**Exercise**
Type out the material below exactly.
Recorded information start
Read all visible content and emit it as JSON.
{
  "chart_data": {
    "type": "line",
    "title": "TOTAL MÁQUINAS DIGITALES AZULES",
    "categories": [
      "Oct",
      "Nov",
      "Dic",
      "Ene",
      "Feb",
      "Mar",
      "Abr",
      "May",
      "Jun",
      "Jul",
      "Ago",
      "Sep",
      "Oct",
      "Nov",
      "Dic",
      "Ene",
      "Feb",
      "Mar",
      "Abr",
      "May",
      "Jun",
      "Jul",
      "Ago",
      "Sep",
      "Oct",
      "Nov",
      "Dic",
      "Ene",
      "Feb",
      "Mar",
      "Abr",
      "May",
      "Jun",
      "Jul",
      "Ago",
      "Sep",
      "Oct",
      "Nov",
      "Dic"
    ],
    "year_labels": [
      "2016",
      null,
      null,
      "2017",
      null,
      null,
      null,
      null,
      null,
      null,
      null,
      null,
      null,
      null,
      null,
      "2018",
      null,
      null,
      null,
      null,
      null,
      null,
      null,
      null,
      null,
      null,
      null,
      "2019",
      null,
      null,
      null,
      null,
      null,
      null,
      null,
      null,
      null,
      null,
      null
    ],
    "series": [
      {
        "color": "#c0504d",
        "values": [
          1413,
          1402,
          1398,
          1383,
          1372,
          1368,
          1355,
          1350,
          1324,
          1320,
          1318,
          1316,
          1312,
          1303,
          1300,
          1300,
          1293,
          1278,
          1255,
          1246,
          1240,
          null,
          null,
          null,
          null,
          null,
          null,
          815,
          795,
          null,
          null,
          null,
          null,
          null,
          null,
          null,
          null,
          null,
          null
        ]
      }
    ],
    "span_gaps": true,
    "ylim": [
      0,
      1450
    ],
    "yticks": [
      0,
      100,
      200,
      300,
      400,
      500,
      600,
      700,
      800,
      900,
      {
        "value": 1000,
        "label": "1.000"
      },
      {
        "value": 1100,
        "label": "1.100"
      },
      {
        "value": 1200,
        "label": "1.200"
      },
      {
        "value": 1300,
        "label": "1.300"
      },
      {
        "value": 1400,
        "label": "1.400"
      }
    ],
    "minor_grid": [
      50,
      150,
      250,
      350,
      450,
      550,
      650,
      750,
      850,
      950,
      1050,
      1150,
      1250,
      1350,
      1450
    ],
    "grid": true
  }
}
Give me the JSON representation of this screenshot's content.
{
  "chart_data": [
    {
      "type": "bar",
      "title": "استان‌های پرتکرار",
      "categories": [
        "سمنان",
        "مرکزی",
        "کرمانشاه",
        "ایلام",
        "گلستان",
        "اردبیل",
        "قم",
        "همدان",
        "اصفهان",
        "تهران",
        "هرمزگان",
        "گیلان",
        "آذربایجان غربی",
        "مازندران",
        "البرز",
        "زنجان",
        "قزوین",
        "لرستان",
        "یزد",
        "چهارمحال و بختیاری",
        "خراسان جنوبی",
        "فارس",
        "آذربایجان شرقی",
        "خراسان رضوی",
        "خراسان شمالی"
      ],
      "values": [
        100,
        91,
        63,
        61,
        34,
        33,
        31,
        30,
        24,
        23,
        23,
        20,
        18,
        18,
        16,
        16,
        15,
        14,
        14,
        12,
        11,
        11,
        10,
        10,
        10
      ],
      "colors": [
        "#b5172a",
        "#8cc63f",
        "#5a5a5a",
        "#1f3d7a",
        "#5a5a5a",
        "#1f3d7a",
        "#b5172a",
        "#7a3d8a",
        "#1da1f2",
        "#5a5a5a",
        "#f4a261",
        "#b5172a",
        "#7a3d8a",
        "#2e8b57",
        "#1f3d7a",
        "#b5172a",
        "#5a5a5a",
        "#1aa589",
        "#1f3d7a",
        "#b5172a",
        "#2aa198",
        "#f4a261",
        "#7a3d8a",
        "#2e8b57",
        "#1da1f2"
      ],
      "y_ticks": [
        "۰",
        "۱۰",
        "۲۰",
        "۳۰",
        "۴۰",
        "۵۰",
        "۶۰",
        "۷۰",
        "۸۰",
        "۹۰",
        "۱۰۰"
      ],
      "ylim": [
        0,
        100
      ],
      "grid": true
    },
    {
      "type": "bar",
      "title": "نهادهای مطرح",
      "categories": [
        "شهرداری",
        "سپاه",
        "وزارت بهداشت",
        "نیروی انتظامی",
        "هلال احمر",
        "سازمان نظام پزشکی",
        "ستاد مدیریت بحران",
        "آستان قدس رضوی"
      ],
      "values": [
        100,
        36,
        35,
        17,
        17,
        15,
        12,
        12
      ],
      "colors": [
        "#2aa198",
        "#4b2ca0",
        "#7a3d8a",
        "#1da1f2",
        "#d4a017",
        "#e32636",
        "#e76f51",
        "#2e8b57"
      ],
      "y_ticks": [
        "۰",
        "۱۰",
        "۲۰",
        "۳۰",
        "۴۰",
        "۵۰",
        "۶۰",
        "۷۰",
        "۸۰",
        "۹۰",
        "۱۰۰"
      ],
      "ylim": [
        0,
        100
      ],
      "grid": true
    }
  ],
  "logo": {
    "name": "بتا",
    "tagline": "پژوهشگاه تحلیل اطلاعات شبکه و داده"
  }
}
Recorded information end
**Answer to the task**
Read all visible content and emit it as JSON.
{
  "chart_data": {
    "type": "line",
    "title": "TOTAL MÁQUINAS DIGITALES AZULES",
    "categories": [
      "Oct",
      "Nov",
      "Dic",
      "Ene",
      "Feb",
      "Mar",
      "Abr",
      "May",
      "Jun",
      "Jul",
      "Ago",
      "Sep",
      "Oct",
      "Nov",
      "Dic",
      "Ene",
      "Feb",
      "Mar",
      "Abr",
      "May",
      "Jun",
      "Jul",
      "Ago",
      "Sep",
      "Oct",
      "Nov",
      "Dic",
      "Ene",
      "Feb",
      "Mar",
      "Abr",
      "May",
      "Jun",
      "Jul",
      "Ago",
      "Sep",
      "Oct",
      "Nov",
      "Dic"
    ],
    "year_labels": [
      "2016",
      null,
      null,
      "2017",
      null,
      null,
      null,
      null,
      null,
      null,
      null,
      null,
      null,
      null,
      null,
      "2018",
      null,
      null,
      null,
      null,
      null,
      null,
      null,
      null,
      null,
      null,
      null,
      "2019",
      null,
      null,
      null,
      null,
      null,
      null,
      null,
      null,
      null,
      null,
      null
    ],
    "series": [
      {
        "color": "#c0504d",
        "values": [
          1413,
          1402,
          1398,
          1383,
          1372,
          1368,
          1355,
          1350,
          1324,
          1320,
          1318,
          1316,
          1312,
          1303,
          1300,
          1300,
          1293,
          1278,
          1255,
          1246,
          1240,
          null,
          null,
          null,
          null,
          null,
          null,
          815,
          795,
          null,
          null,
          null,
          null,
          null,
          null,
          null,
          null,
          null,
          null
        ]
      }
    ],
    "span_gaps": true,
    "ylim": [
      0,
      1450
    ],
    "yticks": [
      0,
      100,
      200,
      300,
      400,
      500,
      600,
      700,
      800,
      900,
      {
        "value": 1000,
        "label": "1.000"
      },
      {
        "value": 1100,
        "label": "1.100"
      },
      {
        "value": 1200,
        "label": "1.200"
      },
      {
        "value": 1300,
        "label": "1.300"
      },
      {
        "value": 1400,
        "label": "1.400"
      }
    ],
    "minor_grid": [
      50,
      150,
      250,
      350,
      450,
      550,
      650,
      750,
      850,
      950,
      1050,
      1150,
      1250,
      1350,
      1450
    ],
    "grid": true
  }
}
Give me the JSON representation of this screenshot's content.
{
  "chart_data": [
    {
      "type": "bar",
      "title": "استان‌های پرتکرار",
      "categories": [
        "سمنان",
        "مرکزی",
        "کرمانشاه",
        "ایلام",
        "گلستان",
        "اردبیل",
        "قم",
        "همدان",
        "اصفهان",
        "تهران",
        "هرمزگان",
        "گیلان",
        "آذربایجان غربی",
        "مازندران",
        "البرز",
        "زنجان",
        "قزوین",
        "لرستان",
        "یزد",
        "چهارمحال و بختیاری",
        "خراسان جنوبی",
        "فارس",
        "آذربایجان شرقی",
        "خراسان رضوی",
        "خراسان شمالی"
      ],
      "values": [
        100,
        91,
        63,
        61,
        34,
        33,
        31,
        30,
        24,
        23,
        23,
        20,
        18,
        18,
        16,
        16,
        15,
        14,
        14,
        12,
        11,
        11,
        10,
        10,
        10
      ],
      "colors": [
        "#b5172a",
        "#8cc63f",
        "#5a5a5a",
        "#1f3d7a",
        "#5a5a5a",
        "#1f3d7a",
        "#b5172a",
        "#7a3d8a",
        "#1da1f2",
        "#5a5a5a",
        "#f4a261",
        "#b5172a",
        "#7a3d8a",
        "#2e8b57",
        "#1f3d7a",
        "#b5172a",
        "#5a5a5a",
        "#1aa589",
        "#1f3d7a",
        "#b5172a",
        "#2aa198",
        "#f4a261",
        "#7a3d8a",
        "#2e8b57",
        "#1da1f2"
      ],
      "y_ticks": [
        "۰",
        "۱۰",
        "۲۰",
        "۳۰",
        "۴۰",
        "۵۰",
        "۶۰",
        "۷۰",
        "۸۰",
        "۹۰",
        "۱۰۰"
      ],
      "ylim": [
        0,
        100
      ],
      "grid": true
    },
    {
      "type": "bar",
      "title": "نهادهای مطرح",
      "categories": [
        "شهرداری",
        "سپاه",
        "وزارت بهداشت",
        "نیروی انتظامی",
        "هلال احمر",
        "سازمان نظام پزشکی",
        "ستاد مدیریت بحران",
        "آستان قدس رضوی"
      ],
      "values": [
        100,
        36,
        35,
        17,
        17,
        15,
        12,
        12
      ],
      "colors": [
        "#2aa198",
        "#4b2ca0",
        "#7a3d8a",
        "#1da1f2",
        "#d4a017",
        "#e32636",
        "#e76f51",
        "#2e8b57"
      ],
      "y_ticks": [
        "۰",
        "۱۰",
        "۲۰",
        "۳۰",
        "۴۰",
        "۵۰",
        "۶۰",
        "۷۰",
        "۸۰",
        "۹۰",
        "۱۰۰"
      ],
      "ylim": [
        0,
        100
      ],
      "grid": true
    }
  ],
  "logo": {
    "name": "بتا",
    "tagline": "پژوهشگاه تحلیل اطلاعات شبکه و داده"
  }
}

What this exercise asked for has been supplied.